Data records
--

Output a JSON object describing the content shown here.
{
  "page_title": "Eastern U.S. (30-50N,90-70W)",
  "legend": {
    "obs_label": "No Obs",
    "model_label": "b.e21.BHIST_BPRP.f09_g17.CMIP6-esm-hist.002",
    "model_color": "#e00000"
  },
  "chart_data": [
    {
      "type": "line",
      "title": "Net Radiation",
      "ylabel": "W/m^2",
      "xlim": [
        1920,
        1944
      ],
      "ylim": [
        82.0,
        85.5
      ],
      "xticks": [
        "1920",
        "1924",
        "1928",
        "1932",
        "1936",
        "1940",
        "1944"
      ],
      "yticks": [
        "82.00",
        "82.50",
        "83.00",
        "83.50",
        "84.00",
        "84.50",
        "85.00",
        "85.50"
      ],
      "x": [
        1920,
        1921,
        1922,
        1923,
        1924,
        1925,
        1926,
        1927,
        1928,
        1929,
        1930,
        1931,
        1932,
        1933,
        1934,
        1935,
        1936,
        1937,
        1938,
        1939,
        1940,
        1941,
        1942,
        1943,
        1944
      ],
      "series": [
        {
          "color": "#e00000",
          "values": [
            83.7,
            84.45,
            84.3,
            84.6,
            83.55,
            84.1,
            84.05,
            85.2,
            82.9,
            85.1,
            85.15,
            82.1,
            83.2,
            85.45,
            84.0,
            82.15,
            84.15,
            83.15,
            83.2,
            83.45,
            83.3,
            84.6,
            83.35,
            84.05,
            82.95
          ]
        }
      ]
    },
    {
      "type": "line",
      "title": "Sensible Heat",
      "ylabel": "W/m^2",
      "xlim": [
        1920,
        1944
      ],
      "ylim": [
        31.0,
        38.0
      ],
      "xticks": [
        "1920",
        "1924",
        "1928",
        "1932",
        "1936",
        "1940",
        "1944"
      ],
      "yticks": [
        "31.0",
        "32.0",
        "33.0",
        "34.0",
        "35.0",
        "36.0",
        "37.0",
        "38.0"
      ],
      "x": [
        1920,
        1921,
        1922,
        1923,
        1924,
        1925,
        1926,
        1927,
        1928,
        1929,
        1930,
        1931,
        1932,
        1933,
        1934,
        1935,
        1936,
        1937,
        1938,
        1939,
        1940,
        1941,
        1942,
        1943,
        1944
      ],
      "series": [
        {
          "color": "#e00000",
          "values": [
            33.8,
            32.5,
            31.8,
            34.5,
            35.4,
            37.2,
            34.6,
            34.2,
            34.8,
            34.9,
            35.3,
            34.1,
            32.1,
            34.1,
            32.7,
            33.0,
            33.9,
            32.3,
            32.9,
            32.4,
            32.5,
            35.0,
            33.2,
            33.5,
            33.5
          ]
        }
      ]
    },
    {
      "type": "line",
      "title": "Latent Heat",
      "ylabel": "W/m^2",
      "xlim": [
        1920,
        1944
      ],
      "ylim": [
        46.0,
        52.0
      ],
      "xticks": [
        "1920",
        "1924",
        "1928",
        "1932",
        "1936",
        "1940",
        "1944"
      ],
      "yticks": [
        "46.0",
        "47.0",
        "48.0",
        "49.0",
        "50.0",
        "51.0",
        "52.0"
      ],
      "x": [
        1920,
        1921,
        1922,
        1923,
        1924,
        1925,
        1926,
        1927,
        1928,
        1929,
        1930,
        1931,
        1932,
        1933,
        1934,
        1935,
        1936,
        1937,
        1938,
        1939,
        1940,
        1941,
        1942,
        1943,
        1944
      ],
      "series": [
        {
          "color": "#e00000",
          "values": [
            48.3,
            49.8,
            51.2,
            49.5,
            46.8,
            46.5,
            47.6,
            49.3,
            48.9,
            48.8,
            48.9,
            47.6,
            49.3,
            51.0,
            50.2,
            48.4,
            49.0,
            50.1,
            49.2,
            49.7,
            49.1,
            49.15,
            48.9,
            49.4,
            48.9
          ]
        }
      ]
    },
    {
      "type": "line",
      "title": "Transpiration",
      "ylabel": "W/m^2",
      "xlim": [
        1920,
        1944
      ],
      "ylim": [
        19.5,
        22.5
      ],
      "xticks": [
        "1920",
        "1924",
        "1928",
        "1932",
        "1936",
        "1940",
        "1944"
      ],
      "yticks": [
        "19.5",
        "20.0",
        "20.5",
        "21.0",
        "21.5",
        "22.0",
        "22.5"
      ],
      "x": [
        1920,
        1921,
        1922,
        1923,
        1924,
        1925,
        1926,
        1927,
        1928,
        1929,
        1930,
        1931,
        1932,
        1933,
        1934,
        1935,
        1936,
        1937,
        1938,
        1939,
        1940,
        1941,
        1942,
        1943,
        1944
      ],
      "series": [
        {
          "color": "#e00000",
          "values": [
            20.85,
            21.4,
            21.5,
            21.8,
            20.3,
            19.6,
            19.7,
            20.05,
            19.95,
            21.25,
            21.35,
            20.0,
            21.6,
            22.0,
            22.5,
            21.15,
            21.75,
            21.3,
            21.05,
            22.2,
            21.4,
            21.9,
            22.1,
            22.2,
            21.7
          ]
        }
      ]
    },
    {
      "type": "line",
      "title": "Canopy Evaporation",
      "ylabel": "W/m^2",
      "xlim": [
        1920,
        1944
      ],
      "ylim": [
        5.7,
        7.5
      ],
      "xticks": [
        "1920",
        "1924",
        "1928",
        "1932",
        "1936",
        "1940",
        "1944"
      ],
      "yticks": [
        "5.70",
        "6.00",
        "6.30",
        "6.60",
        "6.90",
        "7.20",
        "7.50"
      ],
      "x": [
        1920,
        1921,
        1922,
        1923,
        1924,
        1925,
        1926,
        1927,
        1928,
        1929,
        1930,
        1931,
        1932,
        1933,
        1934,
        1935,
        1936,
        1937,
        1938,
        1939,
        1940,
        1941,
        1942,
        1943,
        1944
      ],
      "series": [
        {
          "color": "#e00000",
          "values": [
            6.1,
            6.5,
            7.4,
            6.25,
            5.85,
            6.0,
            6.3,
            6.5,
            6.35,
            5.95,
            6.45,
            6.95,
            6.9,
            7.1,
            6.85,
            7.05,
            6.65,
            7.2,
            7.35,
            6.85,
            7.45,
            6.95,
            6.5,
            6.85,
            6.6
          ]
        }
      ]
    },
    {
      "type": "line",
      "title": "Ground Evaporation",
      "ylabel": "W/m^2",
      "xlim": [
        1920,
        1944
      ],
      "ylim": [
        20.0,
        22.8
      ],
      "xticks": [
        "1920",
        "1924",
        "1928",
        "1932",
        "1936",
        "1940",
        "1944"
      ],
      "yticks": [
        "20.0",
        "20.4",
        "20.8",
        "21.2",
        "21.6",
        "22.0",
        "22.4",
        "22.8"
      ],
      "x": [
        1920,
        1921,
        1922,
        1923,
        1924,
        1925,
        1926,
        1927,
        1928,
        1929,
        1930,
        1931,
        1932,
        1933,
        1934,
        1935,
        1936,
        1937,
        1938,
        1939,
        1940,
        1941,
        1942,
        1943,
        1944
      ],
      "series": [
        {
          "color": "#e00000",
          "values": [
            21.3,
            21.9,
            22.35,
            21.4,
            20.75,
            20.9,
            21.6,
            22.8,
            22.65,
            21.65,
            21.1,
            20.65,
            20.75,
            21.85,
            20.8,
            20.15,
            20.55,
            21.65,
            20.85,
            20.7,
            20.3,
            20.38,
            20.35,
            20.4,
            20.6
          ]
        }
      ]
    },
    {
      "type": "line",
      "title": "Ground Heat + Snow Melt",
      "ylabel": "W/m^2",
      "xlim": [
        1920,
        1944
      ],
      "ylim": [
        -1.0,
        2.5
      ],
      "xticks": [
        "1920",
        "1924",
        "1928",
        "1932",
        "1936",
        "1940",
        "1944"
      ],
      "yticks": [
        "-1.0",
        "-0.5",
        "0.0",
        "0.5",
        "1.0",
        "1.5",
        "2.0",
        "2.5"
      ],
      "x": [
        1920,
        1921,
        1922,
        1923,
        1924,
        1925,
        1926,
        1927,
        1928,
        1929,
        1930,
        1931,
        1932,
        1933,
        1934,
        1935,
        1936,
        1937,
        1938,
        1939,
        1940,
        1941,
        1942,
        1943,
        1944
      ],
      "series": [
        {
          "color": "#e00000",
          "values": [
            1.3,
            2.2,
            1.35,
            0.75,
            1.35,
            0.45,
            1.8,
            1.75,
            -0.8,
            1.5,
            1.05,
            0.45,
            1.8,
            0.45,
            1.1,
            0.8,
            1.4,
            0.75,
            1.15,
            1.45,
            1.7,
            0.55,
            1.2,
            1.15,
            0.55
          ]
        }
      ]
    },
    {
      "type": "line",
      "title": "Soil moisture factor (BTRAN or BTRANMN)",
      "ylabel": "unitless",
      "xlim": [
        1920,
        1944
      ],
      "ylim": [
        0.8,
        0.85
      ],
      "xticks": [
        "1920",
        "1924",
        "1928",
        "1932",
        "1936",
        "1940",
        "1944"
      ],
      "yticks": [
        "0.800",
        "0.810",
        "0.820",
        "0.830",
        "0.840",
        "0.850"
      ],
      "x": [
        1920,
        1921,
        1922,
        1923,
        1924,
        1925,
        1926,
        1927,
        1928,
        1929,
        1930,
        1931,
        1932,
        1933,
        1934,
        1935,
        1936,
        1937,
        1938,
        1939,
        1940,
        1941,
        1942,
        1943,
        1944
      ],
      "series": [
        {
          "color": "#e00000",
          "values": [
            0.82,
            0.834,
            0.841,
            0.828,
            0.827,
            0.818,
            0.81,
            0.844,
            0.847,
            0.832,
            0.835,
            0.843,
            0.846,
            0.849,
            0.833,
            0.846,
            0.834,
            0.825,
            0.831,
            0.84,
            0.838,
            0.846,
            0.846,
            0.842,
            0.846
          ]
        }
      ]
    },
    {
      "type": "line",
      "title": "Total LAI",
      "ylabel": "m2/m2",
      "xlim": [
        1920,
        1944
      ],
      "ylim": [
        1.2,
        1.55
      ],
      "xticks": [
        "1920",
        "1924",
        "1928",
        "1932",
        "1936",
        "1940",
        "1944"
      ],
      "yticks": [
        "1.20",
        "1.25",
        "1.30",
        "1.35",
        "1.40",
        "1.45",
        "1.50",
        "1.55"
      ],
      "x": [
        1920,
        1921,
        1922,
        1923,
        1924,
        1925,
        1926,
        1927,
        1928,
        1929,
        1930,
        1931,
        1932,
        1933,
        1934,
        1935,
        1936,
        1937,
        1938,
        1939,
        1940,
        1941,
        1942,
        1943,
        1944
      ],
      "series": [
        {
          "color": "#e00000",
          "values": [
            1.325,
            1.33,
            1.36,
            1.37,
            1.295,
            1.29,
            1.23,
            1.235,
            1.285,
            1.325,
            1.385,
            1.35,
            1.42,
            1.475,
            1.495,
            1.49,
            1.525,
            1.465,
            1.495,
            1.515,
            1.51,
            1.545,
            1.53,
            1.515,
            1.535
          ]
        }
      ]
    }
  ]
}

--

Task instructions: Looking at the entries above, say how many lines contain the word "Ground". Only the number is wanted.

Result of the task: 2